Start EXTRACTED ENTRIES

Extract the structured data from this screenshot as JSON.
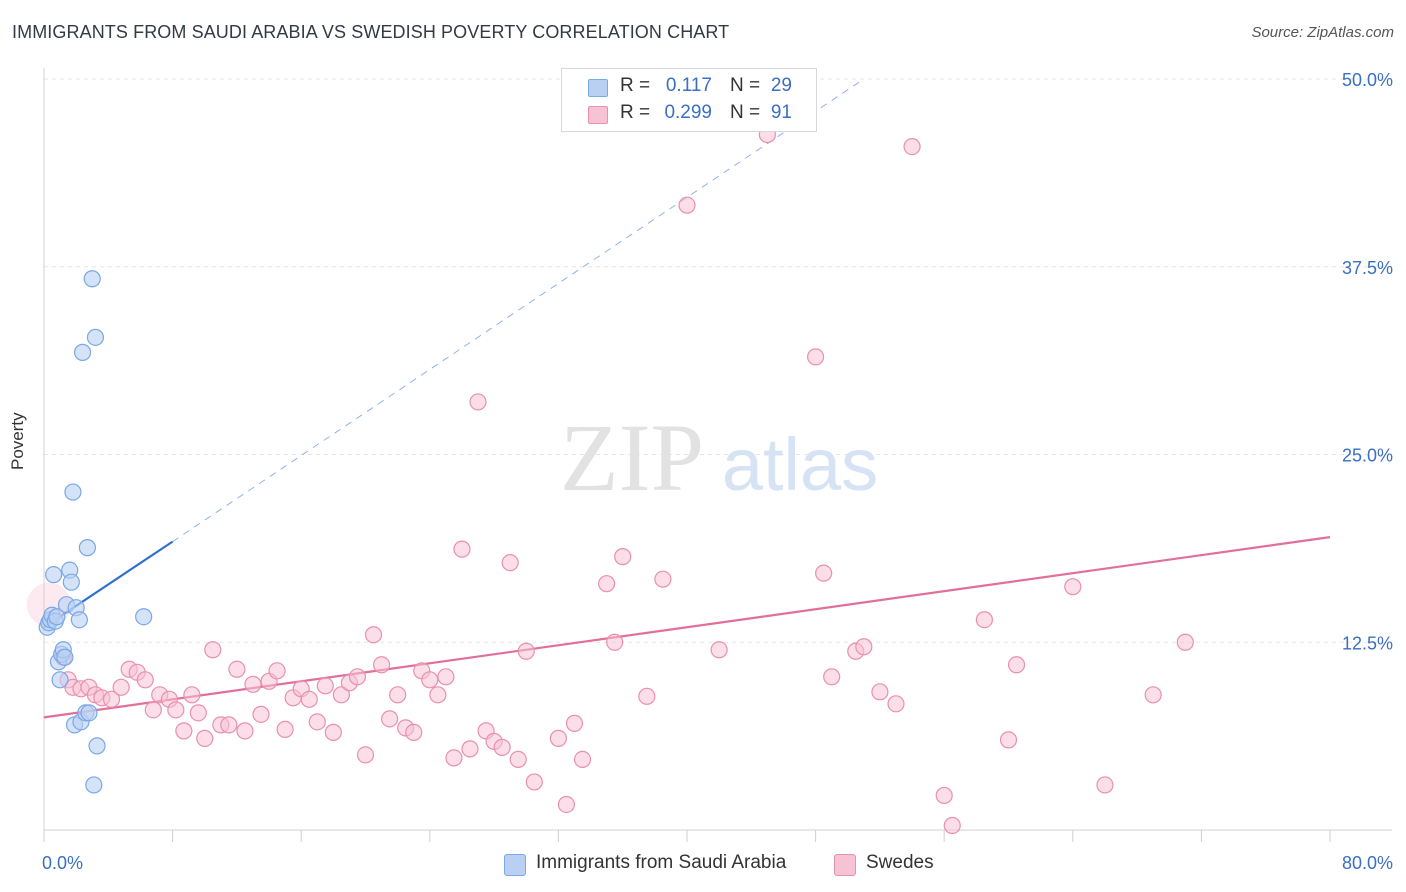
{
  "title": "IMMIGRANTS FROM SAUDI ARABIA VS SWEDISH POVERTY CORRELATION CHART",
  "source": "Source: ZipAtlas.com",
  "watermark": {
    "zip": "ZIP",
    "atlas": "atlas"
  },
  "colors": {
    "blue": "#7aa7e6",
    "blue_fill": "#b9d0f3",
    "blue_line": "#2f6fd0",
    "pink": "#e98fb0",
    "pink_fill": "#f7c3d4",
    "pink_line": "#e0709a",
    "axis_text": "#3a6fc4"
  },
  "legend": {
    "rows": [
      {
        "r_label": "R =",
        "r_value": "0.117",
        "n_label": "N =",
        "n_value": "29"
      },
      {
        "r_label": "R =",
        "r_value": "0.299",
        "n_label": "N =",
        "n_value": "91"
      }
    ]
  },
  "bottom_legend": {
    "series1": "Immigrants from Saudi Arabia",
    "series2": "Swedes"
  },
  "chart_data": {
    "type": "scatter",
    "title": "IMMIGRANTS FROM SAUDI ARABIA VS SWEDISH POVERTY CORRELATION CHART",
    "xlabel": "",
    "ylabel": "Poverty",
    "xlim": [
      0,
      80
    ],
    "ylim": [
      0,
      50
    ],
    "x_tick_labels": [
      "0.0%",
      "80.0%"
    ],
    "y_ticks": [
      12.5,
      25.0,
      37.5,
      50.0
    ],
    "y_tick_labels": [
      "12.5%",
      "25.0%",
      "37.5%",
      "50.0%"
    ],
    "grid": true,
    "series": [
      {
        "name": "Immigrants from Saudi Arabia",
        "points": [
          [
            0.2,
            13.5
          ],
          [
            0.3,
            13.8
          ],
          [
            0.4,
            14.0
          ],
          [
            0.5,
            14.3
          ],
          [
            0.6,
            17.0
          ],
          [
            0.7,
            13.9
          ],
          [
            0.8,
            14.2
          ],
          [
            0.9,
            11.2
          ],
          [
            1.0,
            10.0
          ],
          [
            1.1,
            11.7
          ],
          [
            1.2,
            12.0
          ],
          [
            1.3,
            11.5
          ],
          [
            1.4,
            15.0
          ],
          [
            1.6,
            17.3
          ],
          [
            1.7,
            16.5
          ],
          [
            1.8,
            22.5
          ],
          [
            1.9,
            7.0
          ],
          [
            2.0,
            14.8
          ],
          [
            2.2,
            14.0
          ],
          [
            2.3,
            7.2
          ],
          [
            2.4,
            31.8
          ],
          [
            2.6,
            7.8
          ],
          [
            2.7,
            18.8
          ],
          [
            2.8,
            7.8
          ],
          [
            3.0,
            36.7
          ],
          [
            3.2,
            32.8
          ],
          [
            3.3,
            5.6
          ],
          [
            3.1,
            3.0
          ],
          [
            6.2,
            14.2
          ]
        ],
        "trend": {
          "x": [
            0,
            8
          ],
          "y": [
            13.5,
            19.2
          ],
          "dashed_extension_to": [
            51,
            50
          ]
        }
      },
      {
        "name": "Swedes",
        "points": [
          [
            0.3,
            15.0
          ],
          [
            1.2,
            11.5
          ],
          [
            1.5,
            10.0
          ],
          [
            1.8,
            9.5
          ],
          [
            2.3,
            9.4
          ],
          [
            2.8,
            9.5
          ],
          [
            3.2,
            9.0
          ],
          [
            3.6,
            8.8
          ],
          [
            4.2,
            8.7
          ],
          [
            4.8,
            9.5
          ],
          [
            5.3,
            10.7
          ],
          [
            5.8,
            10.5
          ],
          [
            6.3,
            10.0
          ],
          [
            6.8,
            8.0
          ],
          [
            7.2,
            9.0
          ],
          [
            7.8,
            8.7
          ],
          [
            8.2,
            8.0
          ],
          [
            8.7,
            6.6
          ],
          [
            9.2,
            9.0
          ],
          [
            9.6,
            7.8
          ],
          [
            10.0,
            6.1
          ],
          [
            10.5,
            12.0
          ],
          [
            11.0,
            7.0
          ],
          [
            11.5,
            7.0
          ],
          [
            12.0,
            10.7
          ],
          [
            12.5,
            6.6
          ],
          [
            13.0,
            9.7
          ],
          [
            13.5,
            7.7
          ],
          [
            14.0,
            9.9
          ],
          [
            14.5,
            10.6
          ],
          [
            15.0,
            6.7
          ],
          [
            15.5,
            8.8
          ],
          [
            16.0,
            9.4
          ],
          [
            16.5,
            8.7
          ],
          [
            17.0,
            7.2
          ],
          [
            17.5,
            9.6
          ],
          [
            18.0,
            6.5
          ],
          [
            18.5,
            9.0
          ],
          [
            19.0,
            9.8
          ],
          [
            19.5,
            10.2
          ],
          [
            20.0,
            5.0
          ],
          [
            20.5,
            13.0
          ],
          [
            21.0,
            11.0
          ],
          [
            21.5,
            7.4
          ],
          [
            22.0,
            9.0
          ],
          [
            22.5,
            6.8
          ],
          [
            23.0,
            6.5
          ],
          [
            23.5,
            10.6
          ],
          [
            24.0,
            10.0
          ],
          [
            24.5,
            9.0
          ],
          [
            25.0,
            10.2
          ],
          [
            25.5,
            4.8
          ],
          [
            26.0,
            18.7
          ],
          [
            26.5,
            5.4
          ],
          [
            27.0,
            28.5
          ],
          [
            27.5,
            6.6
          ],
          [
            28.0,
            5.9
          ],
          [
            28.5,
            5.5
          ],
          [
            29.0,
            17.8
          ],
          [
            29.5,
            4.7
          ],
          [
            30.0,
            11.9
          ],
          [
            30.5,
            3.2
          ],
          [
            32.0,
            6.1
          ],
          [
            32.5,
            1.7
          ],
          [
            33.0,
            7.1
          ],
          [
            33.5,
            4.7
          ],
          [
            35.0,
            16.4
          ],
          [
            35.5,
            12.5
          ],
          [
            36.0,
            18.2
          ],
          [
            37.5,
            8.9
          ],
          [
            38.5,
            16.7
          ],
          [
            40.0,
            41.6
          ],
          [
            45.0,
            46.3
          ],
          [
            48.0,
            31.5
          ],
          [
            48.5,
            17.1
          ],
          [
            49.0,
            10.2
          ],
          [
            50.5,
            11.9
          ],
          [
            51.0,
            12.2
          ],
          [
            52.0,
            9.2
          ],
          [
            53.0,
            8.4
          ],
          [
            54.0,
            45.5
          ],
          [
            56.0,
            2.3
          ],
          [
            56.5,
            0.3
          ],
          [
            58.5,
            14.0
          ],
          [
            60.5,
            11.0
          ],
          [
            64.0,
            16.2
          ],
          [
            71.0,
            12.5
          ],
          [
            66.0,
            3.0
          ],
          [
            69.0,
            9.0
          ],
          [
            42.0,
            12.0
          ],
          [
            60.0,
            6.0
          ]
        ],
        "trend": {
          "x": [
            0,
            80
          ],
          "y": [
            7.5,
            19.5
          ]
        }
      }
    ]
  }
}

End EXTRACTED ENTRIES

Lines containing the word "SWEDISH" are to be counted in the listing; state their number alone.

2